> [SELECTED EXCERPT]:
## START
ASR Logistics Holdings Limited

(Incorporated in the Cayman Islands with limited liability)

(Stock Code: 1803) NOTICE OF ANNUAL GENERAL MEETING

Notice is hereby given that an annual general meeting of ASR Logistics Holdings Limited (the "Company") will be held at The Garden Rooms, 2/F, The Royal Garden Hotel, 69 Mody Road, Tsimshatsui East, Kowloon, Hong Kong on Tuesday, 2 June 2015 at 10:00 a.m. for the following purposes:
1. To receive, consider and adopt the audited consolidated financial statements of the Company and its subsidiaries and the reports of the directors and auditors of the Company for the year ended 31 December 2014.

2.

(a)

To re-elect Mr. Hu Yebi, a retiring director, as an executive director.

(b)

To re-elect Mr. Niu Zhongjie, a retiring director, as an executive director.
## END
> [REQUESTS]:
1 - In the meeting notice, which documents does resolution 1 ask the meeting to receive, consider and adopt?
2 - Can you continue the meeting notice, picking up right after its last sentence?

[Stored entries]
## START
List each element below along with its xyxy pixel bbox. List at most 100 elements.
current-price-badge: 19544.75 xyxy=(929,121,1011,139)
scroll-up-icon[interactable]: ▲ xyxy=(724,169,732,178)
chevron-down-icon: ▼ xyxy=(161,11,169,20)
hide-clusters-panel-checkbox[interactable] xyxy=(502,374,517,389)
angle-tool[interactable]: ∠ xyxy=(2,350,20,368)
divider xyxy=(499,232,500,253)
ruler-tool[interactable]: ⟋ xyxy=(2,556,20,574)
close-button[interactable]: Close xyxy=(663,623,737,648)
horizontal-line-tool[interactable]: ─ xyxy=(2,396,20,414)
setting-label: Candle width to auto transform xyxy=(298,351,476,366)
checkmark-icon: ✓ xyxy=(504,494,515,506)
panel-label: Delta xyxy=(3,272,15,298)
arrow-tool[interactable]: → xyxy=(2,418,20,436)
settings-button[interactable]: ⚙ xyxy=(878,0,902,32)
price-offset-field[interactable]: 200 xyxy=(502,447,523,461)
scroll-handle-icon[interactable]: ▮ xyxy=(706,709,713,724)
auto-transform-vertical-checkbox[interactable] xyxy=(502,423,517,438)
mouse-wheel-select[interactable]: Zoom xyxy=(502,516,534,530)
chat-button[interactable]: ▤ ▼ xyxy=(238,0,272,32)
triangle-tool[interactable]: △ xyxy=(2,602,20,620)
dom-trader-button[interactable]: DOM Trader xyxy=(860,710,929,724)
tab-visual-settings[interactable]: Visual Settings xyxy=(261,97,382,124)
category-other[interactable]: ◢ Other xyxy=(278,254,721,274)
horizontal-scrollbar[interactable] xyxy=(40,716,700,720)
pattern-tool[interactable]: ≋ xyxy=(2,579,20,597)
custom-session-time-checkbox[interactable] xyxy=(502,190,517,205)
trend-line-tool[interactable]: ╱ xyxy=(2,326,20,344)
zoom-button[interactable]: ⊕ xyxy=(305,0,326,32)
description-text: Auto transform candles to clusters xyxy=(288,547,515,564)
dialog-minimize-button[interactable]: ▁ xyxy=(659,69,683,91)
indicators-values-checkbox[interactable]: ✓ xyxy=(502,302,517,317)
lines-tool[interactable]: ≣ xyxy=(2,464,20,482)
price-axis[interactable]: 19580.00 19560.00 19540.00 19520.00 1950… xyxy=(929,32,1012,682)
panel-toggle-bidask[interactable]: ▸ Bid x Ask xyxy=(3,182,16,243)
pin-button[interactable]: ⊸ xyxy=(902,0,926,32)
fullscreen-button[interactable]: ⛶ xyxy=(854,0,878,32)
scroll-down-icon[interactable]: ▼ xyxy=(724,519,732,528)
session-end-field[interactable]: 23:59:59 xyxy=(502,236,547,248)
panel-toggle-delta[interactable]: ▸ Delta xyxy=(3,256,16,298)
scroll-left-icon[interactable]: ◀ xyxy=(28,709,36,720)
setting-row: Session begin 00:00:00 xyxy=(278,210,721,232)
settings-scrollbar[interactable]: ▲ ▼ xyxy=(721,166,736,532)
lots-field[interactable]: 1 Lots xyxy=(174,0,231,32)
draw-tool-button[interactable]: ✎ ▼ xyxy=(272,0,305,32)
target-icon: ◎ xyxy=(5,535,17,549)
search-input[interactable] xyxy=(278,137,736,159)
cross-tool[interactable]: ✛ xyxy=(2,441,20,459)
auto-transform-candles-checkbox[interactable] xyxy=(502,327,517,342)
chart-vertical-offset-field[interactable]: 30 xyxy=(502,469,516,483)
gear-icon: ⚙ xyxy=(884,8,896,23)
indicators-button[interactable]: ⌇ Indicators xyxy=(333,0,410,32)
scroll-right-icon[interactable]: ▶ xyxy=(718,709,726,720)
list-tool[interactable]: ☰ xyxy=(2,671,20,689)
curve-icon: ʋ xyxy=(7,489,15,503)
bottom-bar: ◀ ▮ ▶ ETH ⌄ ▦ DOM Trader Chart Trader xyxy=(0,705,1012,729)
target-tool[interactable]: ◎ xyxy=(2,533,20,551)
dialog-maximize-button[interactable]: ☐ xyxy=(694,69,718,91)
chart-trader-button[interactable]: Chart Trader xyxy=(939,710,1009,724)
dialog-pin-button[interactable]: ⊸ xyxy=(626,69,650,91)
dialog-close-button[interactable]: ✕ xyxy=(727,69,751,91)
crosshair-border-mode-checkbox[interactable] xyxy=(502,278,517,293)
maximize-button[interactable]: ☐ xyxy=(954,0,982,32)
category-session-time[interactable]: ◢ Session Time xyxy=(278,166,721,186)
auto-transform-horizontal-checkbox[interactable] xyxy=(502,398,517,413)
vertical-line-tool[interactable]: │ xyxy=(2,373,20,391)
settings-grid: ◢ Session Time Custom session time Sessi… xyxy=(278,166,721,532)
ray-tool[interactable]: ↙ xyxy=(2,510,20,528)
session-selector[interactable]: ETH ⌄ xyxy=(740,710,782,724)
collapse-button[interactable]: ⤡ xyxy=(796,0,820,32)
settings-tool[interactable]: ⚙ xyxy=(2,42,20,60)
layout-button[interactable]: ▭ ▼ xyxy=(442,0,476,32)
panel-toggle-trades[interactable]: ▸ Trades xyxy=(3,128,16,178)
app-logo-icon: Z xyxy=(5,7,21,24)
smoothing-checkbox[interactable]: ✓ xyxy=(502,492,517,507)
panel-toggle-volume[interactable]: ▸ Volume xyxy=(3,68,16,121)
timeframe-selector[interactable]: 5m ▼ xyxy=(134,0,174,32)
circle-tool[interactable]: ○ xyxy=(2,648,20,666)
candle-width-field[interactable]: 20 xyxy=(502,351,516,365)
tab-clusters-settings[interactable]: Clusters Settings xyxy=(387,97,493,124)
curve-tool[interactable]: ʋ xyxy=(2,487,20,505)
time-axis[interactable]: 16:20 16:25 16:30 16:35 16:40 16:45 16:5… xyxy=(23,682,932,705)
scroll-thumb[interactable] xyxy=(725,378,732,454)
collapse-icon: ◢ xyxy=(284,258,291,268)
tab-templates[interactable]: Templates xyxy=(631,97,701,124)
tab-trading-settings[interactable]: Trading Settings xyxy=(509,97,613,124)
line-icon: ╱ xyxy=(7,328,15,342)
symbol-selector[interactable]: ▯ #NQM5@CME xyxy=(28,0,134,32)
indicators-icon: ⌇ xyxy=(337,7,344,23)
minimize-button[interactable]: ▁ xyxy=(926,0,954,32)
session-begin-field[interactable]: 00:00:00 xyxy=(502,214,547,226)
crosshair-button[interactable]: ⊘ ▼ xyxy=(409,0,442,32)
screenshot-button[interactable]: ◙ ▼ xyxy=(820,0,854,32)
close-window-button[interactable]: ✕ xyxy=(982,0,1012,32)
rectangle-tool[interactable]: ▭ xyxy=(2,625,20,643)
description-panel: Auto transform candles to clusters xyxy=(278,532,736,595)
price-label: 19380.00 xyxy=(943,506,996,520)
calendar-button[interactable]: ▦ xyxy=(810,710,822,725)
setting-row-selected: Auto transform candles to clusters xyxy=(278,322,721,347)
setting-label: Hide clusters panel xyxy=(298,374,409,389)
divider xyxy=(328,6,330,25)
## END
> [ANSWERS TO THE EXERCISES]:
1 -
- The audited consolidated financial statements of the Company and its subsidiaries
- The report of the directors of the Company
- The report of the auditors of the Company

All three are for the year ended 31 December 2014.

2 -
(c)

To re-elect Ms. Leung Pui Man, a retiring director, as an executive director.

(d)

To re-elect Mr. Lok Lawrence Yuen Ming, a retiring director, as an independent non-executive director.

(e)

To re-elect Mr. Xin Luo Lin, a retiring director, as an independent non-executive director.

(f)

To re-elect Mr. Pan Lihui, a retiring director, as an independent non-executive director.

3. To authorize the board of directors of the Company (the "Board") to fix the respective directors' remuneration.
4. To re-appoint PricewaterhouseCoopers as the auditors of the Company and to authorize the
Board to fix their remuneration.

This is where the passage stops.